AIM OF THE EXERCISE
Write the material out again exactly as it stands.

DATA TO PROCESS

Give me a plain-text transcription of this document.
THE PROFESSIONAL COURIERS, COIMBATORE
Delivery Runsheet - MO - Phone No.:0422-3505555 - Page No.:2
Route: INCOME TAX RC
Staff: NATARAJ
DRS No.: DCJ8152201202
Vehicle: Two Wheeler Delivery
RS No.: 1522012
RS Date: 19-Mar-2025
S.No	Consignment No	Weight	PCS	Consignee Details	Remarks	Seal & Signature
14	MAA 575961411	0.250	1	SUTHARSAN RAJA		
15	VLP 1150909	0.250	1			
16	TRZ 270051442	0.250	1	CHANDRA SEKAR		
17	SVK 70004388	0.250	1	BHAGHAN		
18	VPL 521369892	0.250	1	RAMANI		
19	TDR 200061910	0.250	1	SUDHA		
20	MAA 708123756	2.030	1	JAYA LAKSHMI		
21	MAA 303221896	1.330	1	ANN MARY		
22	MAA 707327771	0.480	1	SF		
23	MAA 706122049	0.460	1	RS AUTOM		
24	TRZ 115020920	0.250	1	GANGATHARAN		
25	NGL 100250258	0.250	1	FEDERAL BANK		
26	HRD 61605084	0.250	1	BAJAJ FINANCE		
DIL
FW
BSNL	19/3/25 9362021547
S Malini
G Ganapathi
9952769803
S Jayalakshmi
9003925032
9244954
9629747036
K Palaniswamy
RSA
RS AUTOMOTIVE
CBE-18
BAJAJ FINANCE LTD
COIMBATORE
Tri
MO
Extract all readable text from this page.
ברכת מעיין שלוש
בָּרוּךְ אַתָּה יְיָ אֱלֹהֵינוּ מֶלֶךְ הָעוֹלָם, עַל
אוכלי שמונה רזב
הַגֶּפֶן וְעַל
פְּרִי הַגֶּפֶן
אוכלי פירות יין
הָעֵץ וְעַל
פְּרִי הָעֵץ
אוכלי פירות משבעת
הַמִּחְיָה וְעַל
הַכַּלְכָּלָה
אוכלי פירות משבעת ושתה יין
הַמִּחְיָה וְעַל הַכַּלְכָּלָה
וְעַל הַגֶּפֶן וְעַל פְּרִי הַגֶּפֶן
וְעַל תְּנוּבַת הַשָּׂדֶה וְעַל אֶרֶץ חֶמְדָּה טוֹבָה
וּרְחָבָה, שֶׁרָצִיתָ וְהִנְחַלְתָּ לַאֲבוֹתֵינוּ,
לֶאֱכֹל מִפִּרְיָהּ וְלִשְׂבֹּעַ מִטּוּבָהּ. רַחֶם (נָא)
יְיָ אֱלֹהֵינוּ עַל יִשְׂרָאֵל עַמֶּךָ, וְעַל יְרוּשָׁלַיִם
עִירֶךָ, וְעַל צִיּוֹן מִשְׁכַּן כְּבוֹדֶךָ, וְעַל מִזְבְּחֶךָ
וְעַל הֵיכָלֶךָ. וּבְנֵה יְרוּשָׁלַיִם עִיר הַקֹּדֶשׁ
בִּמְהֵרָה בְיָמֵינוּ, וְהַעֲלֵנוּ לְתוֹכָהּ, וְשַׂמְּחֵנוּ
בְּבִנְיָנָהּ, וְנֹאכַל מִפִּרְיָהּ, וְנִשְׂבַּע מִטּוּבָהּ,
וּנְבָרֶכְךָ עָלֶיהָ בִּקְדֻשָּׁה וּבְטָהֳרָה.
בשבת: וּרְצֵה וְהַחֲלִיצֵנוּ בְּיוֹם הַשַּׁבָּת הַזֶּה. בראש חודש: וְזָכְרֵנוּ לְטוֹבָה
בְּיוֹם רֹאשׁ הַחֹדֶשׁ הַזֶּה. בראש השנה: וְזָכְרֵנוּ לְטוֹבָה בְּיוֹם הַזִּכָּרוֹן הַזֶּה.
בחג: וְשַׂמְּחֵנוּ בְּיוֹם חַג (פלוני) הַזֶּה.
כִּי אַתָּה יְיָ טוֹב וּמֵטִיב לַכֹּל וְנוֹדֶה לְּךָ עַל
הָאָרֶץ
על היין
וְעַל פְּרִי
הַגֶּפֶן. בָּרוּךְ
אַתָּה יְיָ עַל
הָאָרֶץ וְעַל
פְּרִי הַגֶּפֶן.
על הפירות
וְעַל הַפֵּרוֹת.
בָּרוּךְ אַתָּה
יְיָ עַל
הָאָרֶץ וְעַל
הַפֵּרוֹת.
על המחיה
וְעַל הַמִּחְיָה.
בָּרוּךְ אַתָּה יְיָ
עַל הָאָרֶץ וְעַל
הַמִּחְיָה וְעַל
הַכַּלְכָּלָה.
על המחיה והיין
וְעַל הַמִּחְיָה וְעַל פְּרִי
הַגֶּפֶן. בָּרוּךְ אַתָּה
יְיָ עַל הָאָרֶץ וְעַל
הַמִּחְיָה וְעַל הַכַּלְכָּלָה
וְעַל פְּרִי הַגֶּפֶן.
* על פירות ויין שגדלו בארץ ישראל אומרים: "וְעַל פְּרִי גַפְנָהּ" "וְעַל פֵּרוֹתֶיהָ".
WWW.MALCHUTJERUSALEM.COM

RESULT
Give me a plain-text transcription of this document.
THE PROFESSIONAL COURIERS, COIMBATORE
Delivery Runsheet - MO - Phone No.:0422-3505555 - Page No.:2
Route: INCOME TAX RC
Staff: NATARAJ
DRS No.: DCJ8152201202
Vehicle: Two Wheeler Delivery
RS No.: 1522012
RS Date: 19-Mar-2025
S.No	Consignment No	Weight	PCS	Consignee Details	Remarks	Seal & Signature
14	MAA 575961411	0.250	1	SUTHARSAN RAJA		
15	VLP 1150909	0.250	1			
16	TRZ 270051442	0.250	1	CHANDRA SEKAR		
17	SVK 70004388	0.250	1	BHAGHAN		
18	VPL 521369892	0.250	1	RAMANI		
19	TDR 200061910	0.250	1	SUDHA		
20	MAA 708123756	2.030	1	JAYA LAKSHMI		
21	MAA 303221896	1.330	1	ANN MARY		
22	MAA 707327771	0.480	1	SF		
23	MAA 706122049	0.460	1	RS AUTOM		
24	TRZ 115020920	0.250	1	GANGATHARAN		
25	NGL 100250258	0.250	1	FEDERAL BANK		
26	HRD 61605084	0.250	1	BAJAJ FINANCE		
DIL
FW
BSNL	19/3/25 9362021547
S Malini
G Ganapathi
9952769803
S Jayalakshmi
9003925032
9244954
9629747036
K Palaniswamy
RSA
RS AUTOMOTIVE
CBE-18
BAJAJ FINANCE LTD
COIMBATORE
Tri
MO
Extract all readable text from this page.
ברכת מעיין שלוש
בָּרוּךְ אַתָּה יְיָ אֱלֹהֵינוּ מֶלֶךְ הָעוֹלָם, עַל
אוכלי שמונה רזב
הַגֶּפֶן וְעַל
פְּרִי הַגֶּפֶן
אוכלי פירות יין
הָעֵץ וְעַל
פְּרִי הָעֵץ
אוכלי פירות משבעת
הַמִּחְיָה וְעַל
הַכַּלְכָּלָה
אוכלי פירות משבעת ושתה יין
הַמִּחְיָה וְעַל הַכַּלְכָּלָה
וְעַל הַגֶּפֶן וְעַל פְּרִי הַגֶּפֶן
וְעַל תְּנוּבַת הַשָּׂדֶה וְעַל אֶרֶץ חֶמְדָּה טוֹבָה
וּרְחָבָה, שֶׁרָצִיתָ וְהִנְחַלְתָּ לַאֲבוֹתֵינוּ,
לֶאֱכֹל מִפִּרְיָהּ וְלִשְׂבֹּעַ מִטּוּבָהּ. רַחֶם (נָא)
יְיָ אֱלֹהֵינוּ עַל יִשְׂרָאֵל עַמֶּךָ, וְעַל יְרוּשָׁלַיִם
עִירֶךָ, וְעַל צִיּוֹן מִשְׁכַּן כְּבוֹדֶךָ, וְעַל מִזְבְּחֶךָ
וְעַל הֵיכָלֶךָ. וּבְנֵה יְרוּשָׁלַיִם עִיר הַקֹּדֶשׁ
בִּמְהֵרָה בְיָמֵינוּ, וְהַעֲלֵנוּ לְתוֹכָהּ, וְשַׂמְּחֵנוּ
בְּבִנְיָנָהּ, וְנֹאכַל מִפִּרְיָהּ, וְנִשְׂבַּע מִטּוּבָהּ,
וּנְבָרֶכְךָ עָלֶיהָ בִּקְדֻשָּׁה וּבְטָהֳרָה.
בשבת: וּרְצֵה וְהַחֲלִיצֵנוּ בְּיוֹם הַשַּׁבָּת הַזֶּה. בראש חודש: וְזָכְרֵנוּ לְטוֹבָה
בְּיוֹם רֹאשׁ הַחֹדֶשׁ הַזֶּה. בראש השנה: וְזָכְרֵנוּ לְטוֹבָה בְּיוֹם הַזִּכָּרוֹן הַזֶּה.
בחג: וְשַׂמְּחֵנוּ בְּיוֹם חַג (פלוני) הַזֶּה.
כִּי אַתָּה יְיָ טוֹב וּמֵטִיב לַכֹּל וְנוֹדֶה לְּךָ עַל
הָאָרֶץ
על היין
וְעַל פְּרִי
הַגֶּפֶן. בָּרוּךְ
אַתָּה יְיָ עַל
הָאָרֶץ וְעַל
פְּרִי הַגֶּפֶן.
על הפירות
וְעַל הַפֵּרוֹת.
בָּרוּךְ אַתָּה
יְיָ עַל
הָאָרֶץ וְעַל
הַפֵּרוֹת.
על המחיה
וְעַל הַמִּחְיָה.
בָּרוּךְ אַתָּה יְיָ
עַל הָאָרֶץ וְעַל
הַמִּחְיָה וְעַל
הַכַּלְכָּלָה.
על המחיה והיין
וְעַל הַמִּחְיָה וְעַל פְּרִי
הַגֶּפֶן. בָּרוּךְ אַתָּה
יְיָ עַל הָאָרֶץ וְעַל
הַמִּחְיָה וְעַל הַכַּלְכָּלָה
וְעַל פְּרִי הַגֶּפֶן.
* על פירות ויין שגדלו בארץ ישראל אומרים: "וְעַל פְּרִי גַפְנָהּ" "וְעַל פֵּרוֹתֶיהָ".
WWW.MALCHUTJERUSALEM.COM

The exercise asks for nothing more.